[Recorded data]

START

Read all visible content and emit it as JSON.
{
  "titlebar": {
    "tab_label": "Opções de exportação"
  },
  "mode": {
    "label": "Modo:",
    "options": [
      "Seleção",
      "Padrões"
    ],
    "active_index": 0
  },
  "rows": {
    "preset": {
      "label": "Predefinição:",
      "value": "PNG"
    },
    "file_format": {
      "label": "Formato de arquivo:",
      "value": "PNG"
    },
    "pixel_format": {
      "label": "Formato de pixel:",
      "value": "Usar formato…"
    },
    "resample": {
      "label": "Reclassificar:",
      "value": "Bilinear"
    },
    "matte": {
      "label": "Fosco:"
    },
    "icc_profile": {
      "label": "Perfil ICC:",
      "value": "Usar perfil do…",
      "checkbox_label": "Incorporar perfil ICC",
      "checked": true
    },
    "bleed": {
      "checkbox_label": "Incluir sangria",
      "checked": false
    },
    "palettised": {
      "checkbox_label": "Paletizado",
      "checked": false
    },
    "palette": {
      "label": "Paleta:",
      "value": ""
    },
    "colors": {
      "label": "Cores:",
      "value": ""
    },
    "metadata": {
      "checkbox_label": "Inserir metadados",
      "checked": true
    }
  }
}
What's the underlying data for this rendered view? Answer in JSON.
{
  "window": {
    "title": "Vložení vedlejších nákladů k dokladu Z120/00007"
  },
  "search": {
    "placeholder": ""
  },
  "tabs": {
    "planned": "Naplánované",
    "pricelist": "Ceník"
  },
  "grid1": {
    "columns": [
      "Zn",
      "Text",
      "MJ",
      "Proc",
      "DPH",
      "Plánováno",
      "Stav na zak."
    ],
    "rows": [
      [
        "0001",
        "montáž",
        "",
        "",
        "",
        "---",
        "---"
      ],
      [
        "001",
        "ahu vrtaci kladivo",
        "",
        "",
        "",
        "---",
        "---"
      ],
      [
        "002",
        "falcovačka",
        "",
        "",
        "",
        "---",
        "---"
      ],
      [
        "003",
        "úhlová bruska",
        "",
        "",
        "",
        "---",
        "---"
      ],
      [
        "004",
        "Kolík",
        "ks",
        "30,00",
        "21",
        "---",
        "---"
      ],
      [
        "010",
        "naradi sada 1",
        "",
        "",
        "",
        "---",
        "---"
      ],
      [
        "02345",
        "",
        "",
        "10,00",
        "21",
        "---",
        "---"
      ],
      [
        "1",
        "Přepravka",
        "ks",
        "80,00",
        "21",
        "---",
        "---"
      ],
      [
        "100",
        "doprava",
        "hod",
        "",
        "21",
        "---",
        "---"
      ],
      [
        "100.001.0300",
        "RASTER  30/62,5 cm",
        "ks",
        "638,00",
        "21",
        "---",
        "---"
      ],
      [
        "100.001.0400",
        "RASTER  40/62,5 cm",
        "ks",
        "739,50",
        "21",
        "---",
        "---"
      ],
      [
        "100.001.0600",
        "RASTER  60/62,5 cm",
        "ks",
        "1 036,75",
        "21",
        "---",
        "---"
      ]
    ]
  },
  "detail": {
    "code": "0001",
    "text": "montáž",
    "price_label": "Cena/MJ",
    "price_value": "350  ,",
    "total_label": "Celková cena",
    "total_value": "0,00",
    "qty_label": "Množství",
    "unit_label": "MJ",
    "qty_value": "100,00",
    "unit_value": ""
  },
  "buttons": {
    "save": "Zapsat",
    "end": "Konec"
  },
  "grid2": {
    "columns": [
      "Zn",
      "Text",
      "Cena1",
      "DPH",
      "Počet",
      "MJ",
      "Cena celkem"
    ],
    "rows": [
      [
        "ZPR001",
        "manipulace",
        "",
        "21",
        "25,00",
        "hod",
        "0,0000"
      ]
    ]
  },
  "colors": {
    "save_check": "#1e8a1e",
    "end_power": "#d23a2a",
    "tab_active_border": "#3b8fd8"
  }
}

END

Retype the listing above in full, with no alterations.

## Solution below
Read all visible content and emit it as JSON.
{
  "titlebar": {
    "tab_label": "Opções de exportação"
  },
  "mode": {
    "label": "Modo:",
    "options": [
      "Seleção",
      "Padrões"
    ],
    "active_index": 0
  },
  "rows": {
    "preset": {
      "label": "Predefinição:",
      "value": "PNG"
    },
    "file_format": {
      "label": "Formato de arquivo:",
      "value": "PNG"
    },
    "pixel_format": {
      "label": "Formato de pixel:",
      "value": "Usar formato…"
    },
    "resample": {
      "label": "Reclassificar:",
      "value": "Bilinear"
    },
    "matte": {
      "label": "Fosco:"
    },
    "icc_profile": {
      "label": "Perfil ICC:",
      "value": "Usar perfil do…",
      "checkbox_label": "Incorporar perfil ICC",
      "checked": true
    },
    "bleed": {
      "checkbox_label": "Incluir sangria",
      "checked": false
    },
    "palettised": {
      "checkbox_label": "Paletizado",
      "checked": false
    },
    "palette": {
      "label": "Paleta:",
      "value": ""
    },
    "colors": {
      "label": "Cores:",
      "value": ""
    },
    "metadata": {
      "checkbox_label": "Inserir metadados",
      "checked": true
    }
  }
}
What's the underlying data for this rendered view? Answer in JSON.
{
  "window": {
    "title": "Vložení vedlejších nákladů k dokladu Z120/00007"
  },
  "search": {
    "placeholder": ""
  },
  "tabs": {
    "planned": "Naplánované",
    "pricelist": "Ceník"
  },
  "grid1": {
    "columns": [
      "Zn",
      "Text",
      "MJ",
      "Proc",
      "DPH",
      "Plánováno",
      "Stav na zak."
    ],
    "rows": [
      [
        "0001",
        "montáž",
        "",
        "",
        "",
        "---",
        "---"
      ],
      [
        "001",
        "ahu vrtaci kladivo",
        "",
        "",
        "",
        "---",
        "---"
      ],
      [
        "002",
        "falcovačka",
        "",
        "",
        "",
        "---",
        "---"
      ],
      [
        "003",
        "úhlová bruska",
        "",
        "",
        "",
        "---",
        "---"
      ],
      [
        "004",
        "Kolík",
        "ks",
        "30,00",
        "21",
        "---",
        "---"
      ],
      [
        "010",
        "naradi sada 1",
        "",
        "",
        "",
        "---",
        "---"
      ],
      [
        "02345",
        "",
        "",
        "10,00",
        "21",
        "---",
        "---"
      ],
      [
        "1",
        "Přepravka",
        "ks",
        "80,00",
        "21",
        "---",
        "---"
      ],
      [
        "100",
        "doprava",
        "hod",
        "",
        "21",
        "---",
        "---"
      ],
      [
        "100.001.0300",
        "RASTER  30/62,5 cm",
        "ks",
        "638,00",
        "21",
        "---",
        "---"
      ],
      [
        "100.001.0400",
        "RASTER  40/62,5 cm",
        "ks",
        "739,50",
        "21",
        "---",
        "---"
      ],
      [
        "100.001.0600",
        "RASTER  60/62,5 cm",
        "ks",
        "1 036,75",
        "21",
        "---",
        "---"
      ]
    ]
  },
  "detail": {
    "code": "0001",
    "text": "montáž",
    "price_label": "Cena/MJ",
    "price_value": "350  ,",
    "total_label": "Celková cena",
    "total_value": "0,00",
    "qty_label": "Množství",
    "unit_label": "MJ",
    "qty_value": "100,00",
    "unit_value": ""
  },
  "buttons": {
    "save": "Zapsat",
    "end": "Konec"
  },
  "grid2": {
    "columns": [
      "Zn",
      "Text",
      "Cena1",
      "DPH",
      "Počet",
      "MJ",
      "Cena celkem"
    ],
    "rows": [
      [
        "ZPR001",
        "manipulace",
        "",
        "21",
        "25,00",
        "hod",
        "0,0000"
      ]
    ]
  },
  "colors": {
    "save_check": "#1e8a1e",
    "end_power": "#d23a2a",
    "tab_active_border": "#3b8fd8"
  }
}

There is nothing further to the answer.